#### Excerpted records:
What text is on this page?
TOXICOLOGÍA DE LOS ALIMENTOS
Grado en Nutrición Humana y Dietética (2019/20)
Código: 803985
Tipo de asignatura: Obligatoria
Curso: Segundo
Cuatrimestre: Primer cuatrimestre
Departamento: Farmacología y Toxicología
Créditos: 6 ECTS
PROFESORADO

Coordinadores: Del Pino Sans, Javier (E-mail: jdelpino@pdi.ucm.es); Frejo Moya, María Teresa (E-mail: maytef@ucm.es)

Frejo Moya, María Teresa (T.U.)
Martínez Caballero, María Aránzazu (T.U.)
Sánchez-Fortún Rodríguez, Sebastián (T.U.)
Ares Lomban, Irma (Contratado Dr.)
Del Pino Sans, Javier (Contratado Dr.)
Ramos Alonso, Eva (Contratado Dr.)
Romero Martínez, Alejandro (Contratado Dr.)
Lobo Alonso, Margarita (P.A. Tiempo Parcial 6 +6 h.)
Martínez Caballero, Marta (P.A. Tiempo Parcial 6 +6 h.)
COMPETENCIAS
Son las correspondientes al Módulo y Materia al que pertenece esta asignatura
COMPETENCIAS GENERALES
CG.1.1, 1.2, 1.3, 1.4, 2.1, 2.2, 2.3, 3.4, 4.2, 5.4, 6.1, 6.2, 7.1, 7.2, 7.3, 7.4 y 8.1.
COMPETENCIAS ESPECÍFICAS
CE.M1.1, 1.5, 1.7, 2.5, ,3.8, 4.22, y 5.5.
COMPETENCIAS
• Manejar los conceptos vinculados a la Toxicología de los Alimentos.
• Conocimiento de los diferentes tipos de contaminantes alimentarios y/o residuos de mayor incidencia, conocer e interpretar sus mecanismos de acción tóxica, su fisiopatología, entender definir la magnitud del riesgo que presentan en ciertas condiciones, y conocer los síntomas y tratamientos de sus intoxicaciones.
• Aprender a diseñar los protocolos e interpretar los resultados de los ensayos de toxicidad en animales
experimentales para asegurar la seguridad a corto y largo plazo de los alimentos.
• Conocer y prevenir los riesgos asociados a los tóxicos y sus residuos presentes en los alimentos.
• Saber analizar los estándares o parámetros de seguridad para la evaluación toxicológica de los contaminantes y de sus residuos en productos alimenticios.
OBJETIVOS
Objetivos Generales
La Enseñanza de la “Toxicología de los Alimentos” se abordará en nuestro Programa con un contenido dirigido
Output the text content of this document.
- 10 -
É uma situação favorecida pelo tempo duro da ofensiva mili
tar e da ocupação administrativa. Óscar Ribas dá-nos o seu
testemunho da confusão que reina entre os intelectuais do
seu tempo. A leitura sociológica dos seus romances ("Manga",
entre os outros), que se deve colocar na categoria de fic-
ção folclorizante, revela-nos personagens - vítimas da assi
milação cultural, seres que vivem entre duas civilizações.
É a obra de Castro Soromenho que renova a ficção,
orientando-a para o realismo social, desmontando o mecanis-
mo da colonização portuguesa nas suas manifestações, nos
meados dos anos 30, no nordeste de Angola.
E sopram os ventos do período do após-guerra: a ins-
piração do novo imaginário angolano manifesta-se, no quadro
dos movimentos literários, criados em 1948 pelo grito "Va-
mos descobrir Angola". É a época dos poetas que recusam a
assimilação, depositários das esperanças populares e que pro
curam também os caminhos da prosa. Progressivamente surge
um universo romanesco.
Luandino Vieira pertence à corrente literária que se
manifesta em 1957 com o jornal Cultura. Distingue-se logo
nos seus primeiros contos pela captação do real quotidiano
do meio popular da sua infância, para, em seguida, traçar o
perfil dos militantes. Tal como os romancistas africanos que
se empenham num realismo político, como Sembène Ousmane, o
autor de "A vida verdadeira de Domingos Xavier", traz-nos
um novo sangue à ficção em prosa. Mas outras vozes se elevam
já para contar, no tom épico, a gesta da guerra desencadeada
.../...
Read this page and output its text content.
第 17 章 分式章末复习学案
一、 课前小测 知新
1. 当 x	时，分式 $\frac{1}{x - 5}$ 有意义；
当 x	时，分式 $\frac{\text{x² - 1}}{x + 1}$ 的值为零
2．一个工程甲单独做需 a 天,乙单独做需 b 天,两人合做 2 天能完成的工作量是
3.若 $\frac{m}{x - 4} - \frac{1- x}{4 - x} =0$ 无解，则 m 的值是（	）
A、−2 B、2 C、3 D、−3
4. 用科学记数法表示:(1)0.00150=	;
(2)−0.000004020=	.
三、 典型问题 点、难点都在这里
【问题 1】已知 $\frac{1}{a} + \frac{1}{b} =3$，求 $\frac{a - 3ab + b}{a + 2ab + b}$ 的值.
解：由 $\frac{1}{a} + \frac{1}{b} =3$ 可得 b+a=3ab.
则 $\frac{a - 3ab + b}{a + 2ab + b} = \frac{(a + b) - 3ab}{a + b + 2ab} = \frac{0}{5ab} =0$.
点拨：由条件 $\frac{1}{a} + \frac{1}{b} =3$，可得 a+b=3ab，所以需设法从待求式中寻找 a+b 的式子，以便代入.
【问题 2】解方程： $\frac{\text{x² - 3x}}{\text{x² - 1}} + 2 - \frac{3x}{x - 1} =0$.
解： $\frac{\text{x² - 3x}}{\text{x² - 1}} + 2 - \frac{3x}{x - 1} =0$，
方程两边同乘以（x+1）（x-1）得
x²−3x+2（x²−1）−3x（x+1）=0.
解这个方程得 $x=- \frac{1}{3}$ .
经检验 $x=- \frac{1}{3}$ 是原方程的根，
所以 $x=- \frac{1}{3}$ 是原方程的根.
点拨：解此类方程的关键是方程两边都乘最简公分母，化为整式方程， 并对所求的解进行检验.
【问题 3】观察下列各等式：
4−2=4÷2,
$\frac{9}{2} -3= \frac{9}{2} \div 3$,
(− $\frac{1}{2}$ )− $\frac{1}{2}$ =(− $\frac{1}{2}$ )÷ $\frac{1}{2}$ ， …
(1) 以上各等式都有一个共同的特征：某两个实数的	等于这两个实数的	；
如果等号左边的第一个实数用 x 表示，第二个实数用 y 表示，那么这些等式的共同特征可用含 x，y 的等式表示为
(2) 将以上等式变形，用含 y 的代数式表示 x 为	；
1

#### Given problem:
Show all lines in the entries above where the string "是原方程的根" appears.

#### Solution for this task:
经检验 $x=- \frac{1}{3}$ 是原方程的根，
所以 $x=- \frac{1}{3}$ 是原方程的根.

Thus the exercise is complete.